YOUR OBJECTIVE - Every line below is to be copied exactly, with the pictures left out.

DATA PROVIDED -

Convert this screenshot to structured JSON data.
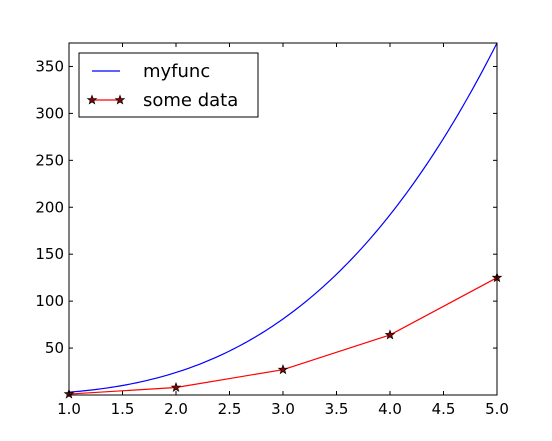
{
  "chart_data": {
    "type": "line",
    "title": "",
    "xlabel": "",
    "ylabel": "",
    "xlim": [
      1.0,
      5.0
    ],
    "ylim": [
      0,
      375
    ],
    "grid": false,
    "legend_position": "top-left",
    "x_ticks": [
      "1.0",
      "1.5",
      "2.0",
      "2.5",
      "3.0",
      "3.5",
      "4.0",
      "4.5",
      "5.0"
    ],
    "y_ticks": [
      "50",
      "100",
      "150",
      "200",
      "250",
      "300",
      "350"
    ],
    "series": [
      {
        "name": "myfunc",
        "style": "line",
        "color": "#0000ff",
        "function": "3*x^3",
        "x": [
          1.0,
          1.5,
          2.0,
          2.5,
          3.0,
          3.5,
          4.0,
          4.5,
          5.0
        ],
        "values": [
          3,
          10.1,
          24,
          46.9,
          81,
          128.6,
          192,
          273.4,
          375
        ]
      },
      {
        "name": "some data",
        "style": "line-marker",
        "marker": "star",
        "color": "#ff0000",
        "marker_fill": "#8b0000",
        "x": [
          1,
          2,
          3,
          4,
          5
        ],
        "values": [
          1,
          8,
          27,
          64,
          125
        ]
      }
    ]
  }
}
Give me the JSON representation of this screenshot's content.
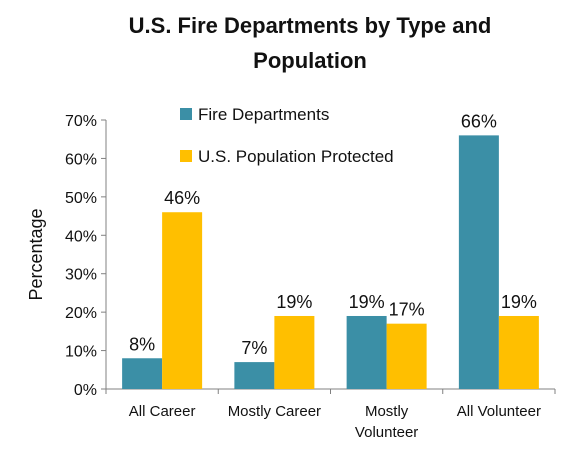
{
  "chart_data": {
    "type": "bar",
    "title_lines": [
      "U.S. Fire Departments by Type and",
      "Population"
    ],
    "xlabel": "",
    "ylabel": "Percentage",
    "ylim": [
      0,
      70
    ],
    "yticks": [
      0,
      10,
      20,
      30,
      40,
      50,
      60,
      70
    ],
    "ytick_labels": [
      "0%",
      "10%",
      "20%",
      "30%",
      "40%",
      "50%",
      "60%",
      "70%"
    ],
    "grid": false,
    "legend_position": "top-left inside plot",
    "categories": [
      [
        "All Career"
      ],
      [
        "Mostly Career"
      ],
      [
        "Mostly",
        "Volunteer"
      ],
      [
        "All Volunteer"
      ]
    ],
    "series": [
      {
        "name": "Fire Departments",
        "color": "#3b8fa6",
        "values": [
          8,
          7,
          19,
          66
        ],
        "labels": [
          "8%",
          "7%",
          "19%",
          "66%"
        ]
      },
      {
        "name": "U.S. Population Protected",
        "color": "#ffbf00",
        "values": [
          46,
          19,
          17,
          19
        ],
        "labels": [
          "46%",
          "19%",
          "17%",
          "19%"
        ]
      }
    ]
  }
}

TASK RESULT -
Convert this screenshot to structured JSON data.
{
  "chart_data": {
    "type": "line",
    "title": "",
    "xlabel": "",
    "ylabel": "",
    "xlim": [
      1.0,
      5.0
    ],
    "ylim": [
      0,
      375
    ],
    "grid": false,
    "legend_position": "top-left",
    "x_ticks": [
      "1.0",
      "1.5",
      "2.0",
      "2.5",
      "3.0",
      "3.5",
      "4.0",
      "4.5",
      "5.0"
    ],
    "y_ticks": [
      "50",
      "100",
      "150",
      "200",
      "250",
      "300",
      "350"
    ],
    "series": [
      {
        "name": "myfunc",
        "style": "line",
        "color": "#0000ff",
        "function": "3*x^3",
        "x": [
          1.0,
          1.5,
          2.0,
          2.5,
          3.0,
          3.5,
          4.0,
          4.5,
          5.0
        ],
        "values": [
          3,
          10.1,
          24,
          46.9,
          81,
          128.6,
          192,
          273.4,
          375
        ]
      },
      {
        "name": "some data",
        "style": "line-marker",
        "marker": "star",
        "color": "#ff0000",
        "marker_fill": "#8b0000",
        "x": [
          1,
          2,
          3,
          4,
          5
        ],
        "values": [
          1,
          8,
          27,
          64,
          125
        ]
      }
    ]
  }
}
Give me the JSON representation of this screenshot's content.
{
  "chart_data": {
    "type": "bar",
    "title_lines": [
      "U.S. Fire Departments by Type and",
      "Population"
    ],
    "xlabel": "",
    "ylabel": "Percentage",
    "ylim": [
      0,
      70
    ],
    "yticks": [
      0,
      10,
      20,
      30,
      40,
      50,
      60,
      70
    ],
    "ytick_labels": [
      "0%",
      "10%",
      "20%",
      "30%",
      "40%",
      "50%",
      "60%",
      "70%"
    ],
    "grid": false,
    "legend_position": "top-left inside plot",
    "categories": [
      [
        "All Career"
      ],
      [
        "Mostly Career"
      ],
      [
        "Mostly",
        "Volunteer"
      ],
      [
        "All Volunteer"
      ]
    ],
    "series": [
      {
        "name": "Fire Departments",
        "color": "#3b8fa6",
        "values": [
          8,
          7,
          19,
          66
        ],
        "labels": [
          "8%",
          "7%",
          "19%",
          "66%"
        ]
      },
      {
        "name": "U.S. Population Protected",
        "color": "#ffbf00",
        "values": [
          46,
          19,
          17,
          19
        ],
        "labels": [
          "46%",
          "19%",
          "17%",
          "19%"
        ]
      }
    ]
  }
}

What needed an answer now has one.